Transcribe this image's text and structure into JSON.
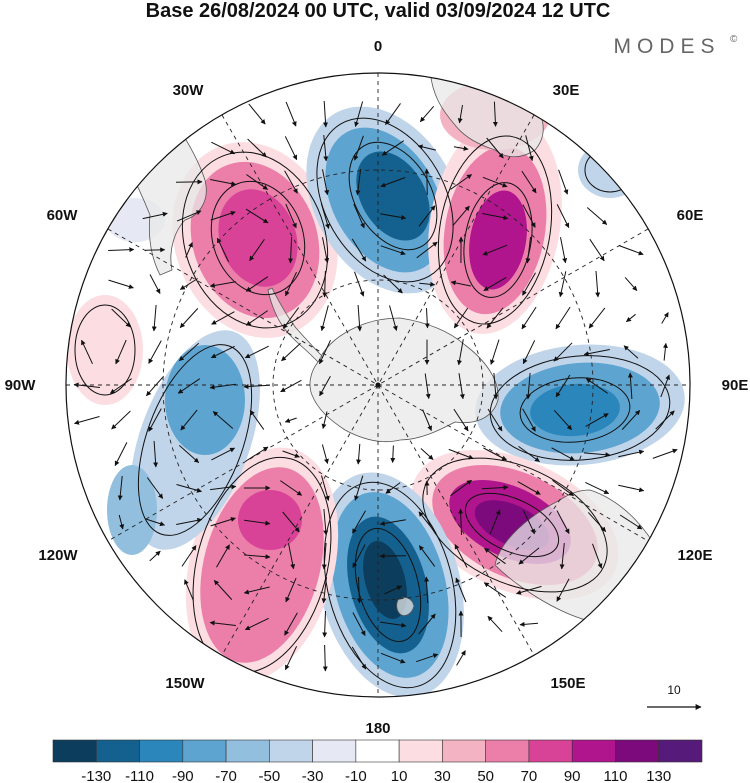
{
  "header": {
    "title": "Base 26/08/2024 00 UTC, valid 03/09/2024 12 UTC",
    "brand": "MODES",
    "brand_mark": "©"
  },
  "map": {
    "projection": "south-polar-stereographic",
    "longitude_labels": {
      "lon_0": "0",
      "lon_30e": "30E",
      "lon_60e": "60E",
      "lon_90e": "90E",
      "lon_120e": "120E",
      "lon_150e": "150E",
      "lon_180": "180",
      "lon_150w": "150W",
      "lon_120w": "120W",
      "lon_90w": "90W",
      "lon_60w": "60W",
      "lon_30w": "30W"
    },
    "reference_vector": {
      "label": "10"
    },
    "anomaly_centres": [
      {
        "sign": "positive",
        "approx_value": 90,
        "sector": "30W-60W"
      },
      {
        "sign": "negative",
        "approx_value": -110,
        "sector": "0-15E"
      },
      {
        "sign": "positive",
        "approx_value": 90,
        "sector": "30E-45E"
      },
      {
        "sign": "negative",
        "approx_value": -90,
        "sector": "90E-105E"
      },
      {
        "sign": "positive",
        "approx_value": 130,
        "sector": "110E-140E"
      },
      {
        "sign": "negative",
        "approx_value": -130,
        "sector": "170E-180"
      },
      {
        "sign": "positive",
        "approx_value": 90,
        "sector": "150W-170W"
      },
      {
        "sign": "negative",
        "approx_value": -70,
        "sector": "90W-120W"
      },
      {
        "sign": "positive",
        "approx_value": 30,
        "sector": "60W-90W"
      }
    ]
  },
  "colorbar": {
    "ticks": [
      "-130",
      "-110",
      "-90",
      "-70",
      "-50",
      "-30",
      "-10",
      "10",
      "30",
      "50",
      "70",
      "90",
      "110",
      "130"
    ],
    "colors": [
      "#0d3d5c",
      "#14618f",
      "#2b86bb",
      "#5ea4d0",
      "#93bfdf",
      "#c0d4ea",
      "#e6e9f4",
      "#ffffff",
      "#fbdde2",
      "#f4b3c2",
      "#eb7fa9",
      "#d94397",
      "#b0158d",
      "#7d0a7d",
      "#561a7a"
    ]
  }
}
■ ■ ■ ■
> **Written instruction**
Each line in the entries above that includes the string "sector" should be extracted.

> **Exercise solution**
        "sector": "30W-60W"
        "sector": "0-15E"
        "sector": "30E-45E"
        "sector": "90E-105E"
        "sector": "110E-140E"
        "sector": "170E-180"
        "sector": "150W-170W"
        "sector": "90W-120W"
        "sector": "60W-90W"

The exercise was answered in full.